■ **Set exercise**: Write out the material again word for word, dropping any images it holds.

## Begin Listed entries

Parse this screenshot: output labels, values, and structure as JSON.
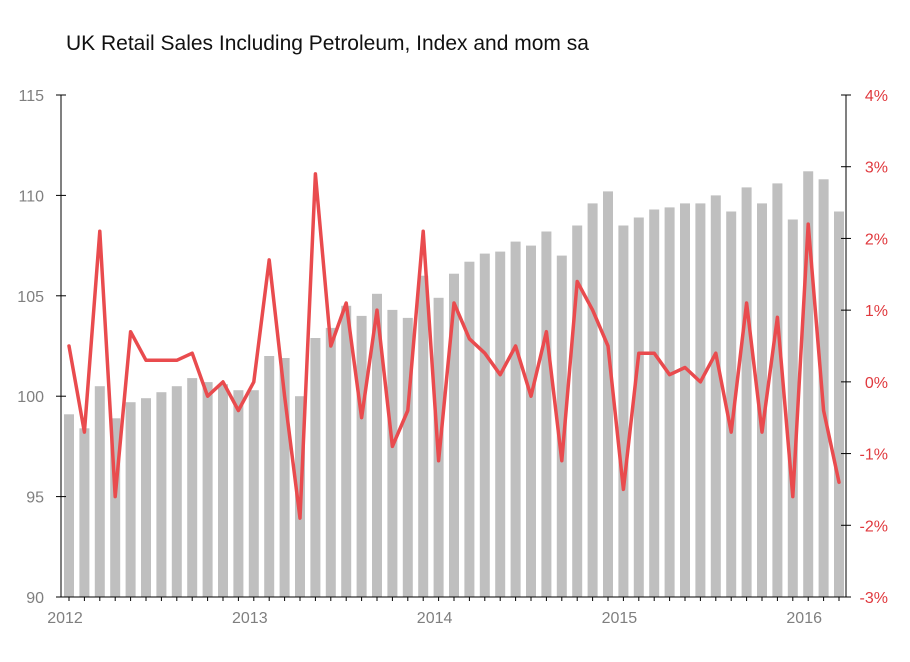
{
  "chart_data": {
    "type": "bar+line",
    "title": "UK Retail Sales Including Petroleum, Index and mom sa",
    "xlabel": "",
    "ylabel_left": "",
    "ylabel_right": "",
    "x_tick_labels": [
      "2012",
      "2013",
      "2014",
      "2015",
      "2016"
    ],
    "left_axis": {
      "min": 90,
      "max": 115,
      "ticks": [
        "90",
        "95",
        "100",
        "105",
        "110",
        "115"
      ]
    },
    "right_axis": {
      "min": -3,
      "max": 4,
      "ticks": [
        "-3%",
        "-2%",
        "-1%",
        "0%",
        "1%",
        "2%",
        "3%",
        "4%"
      ]
    },
    "grid": false,
    "legend": "none",
    "start_month": "2012-01",
    "series": [
      {
        "axis": "left",
        "type": "bar",
        "color": "#bfbfbf",
        "values": [
          99.1,
          98.4,
          100.5,
          98.9,
          99.7,
          99.9,
          100.2,
          100.5,
          100.9,
          100.7,
          100.6,
          100.3,
          100.3,
          102.0,
          101.9,
          100.0,
          102.9,
          103.4,
          104.5,
          104.0,
          105.1,
          104.3,
          103.9,
          106.0,
          104.9,
          106.1,
          106.7,
          107.1,
          107.2,
          107.7,
          107.5,
          108.2,
          107.0,
          108.5,
          109.6,
          110.2,
          108.5,
          108.9,
          109.3,
          109.4,
          109.6,
          109.6,
          110.0,
          109.2,
          110.4,
          109.6,
          110.6,
          108.8,
          111.2,
          110.8,
          109.2
        ]
      },
      {
        "axis": "right",
        "type": "line",
        "color": "#e94b4e",
        "values": [
          0.5,
          -0.7,
          2.1,
          -1.6,
          0.7,
          0.3,
          0.3,
          0.3,
          0.4,
          -0.2,
          0.0,
          -0.4,
          0.0,
          1.7,
          -0.2,
          -1.9,
          2.9,
          0.5,
          1.1,
          -0.5,
          1.0,
          -0.9,
          -0.4,
          2.1,
          -1.1,
          1.1,
          0.6,
          0.4,
          0.1,
          0.5,
          -0.2,
          0.7,
          -1.1,
          1.4,
          1.0,
          0.5,
          -1.5,
          0.4,
          0.4,
          0.1,
          0.2,
          0.0,
          0.4,
          -0.7,
          1.1,
          -0.7,
          0.9,
          -1.6,
          2.2,
          -0.4,
          -1.4
        ]
      }
    ]
  }
}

## End Listed entries

■ **Task response**:
Parse this screenshot: output labels, values, and structure as JSON.
{
  "chart_data": {
    "type": "bar+line",
    "title": "UK Retail Sales Including Petroleum, Index and mom sa",
    "xlabel": "",
    "ylabel_left": "",
    "ylabel_right": "",
    "x_tick_labels": [
      "2012",
      "2013",
      "2014",
      "2015",
      "2016"
    ],
    "left_axis": {
      "min": 90,
      "max": 115,
      "ticks": [
        "90",
        "95",
        "100",
        "105",
        "110",
        "115"
      ]
    },
    "right_axis": {
      "min": -3,
      "max": 4,
      "ticks": [
        "-3%",
        "-2%",
        "-1%",
        "0%",
        "1%",
        "2%",
        "3%",
        "4%"
      ]
    },
    "grid": false,
    "legend": "none",
    "start_month": "2012-01",
    "series": [
      {
        "axis": "left",
        "type": "bar",
        "color": "#bfbfbf",
        "values": [
          99.1,
          98.4,
          100.5,
          98.9,
          99.7,
          99.9,
          100.2,
          100.5,
          100.9,
          100.7,
          100.6,
          100.3,
          100.3,
          102.0,
          101.9,
          100.0,
          102.9,
          103.4,
          104.5,
          104.0,
          105.1,
          104.3,
          103.9,
          106.0,
          104.9,
          106.1,
          106.7,
          107.1,
          107.2,
          107.7,
          107.5,
          108.2,
          107.0,
          108.5,
          109.6,
          110.2,
          108.5,
          108.9,
          109.3,
          109.4,
          109.6,
          109.6,
          110.0,
          109.2,
          110.4,
          109.6,
          110.6,
          108.8,
          111.2,
          110.8,
          109.2
        ]
      },
      {
        "axis": "right",
        "type": "line",
        "color": "#e94b4e",
        "values": [
          0.5,
          -0.7,
          2.1,
          -1.6,
          0.7,
          0.3,
          0.3,
          0.3,
          0.4,
          -0.2,
          0.0,
          -0.4,
          0.0,
          1.7,
          -0.2,
          -1.9,
          2.9,
          0.5,
          1.1,
          -0.5,
          1.0,
          -0.9,
          -0.4,
          2.1,
          -1.1,
          1.1,
          0.6,
          0.4,
          0.1,
          0.5,
          -0.2,
          0.7,
          -1.1,
          1.4,
          1.0,
          0.5,
          -1.5,
          0.4,
          0.4,
          0.1,
          0.2,
          0.0,
          0.4,
          -0.7,
          1.1,
          -0.7,
          0.9,
          -1.6,
          2.2,
          -0.4,
          -1.4
        ]
      }
    ]
  }
}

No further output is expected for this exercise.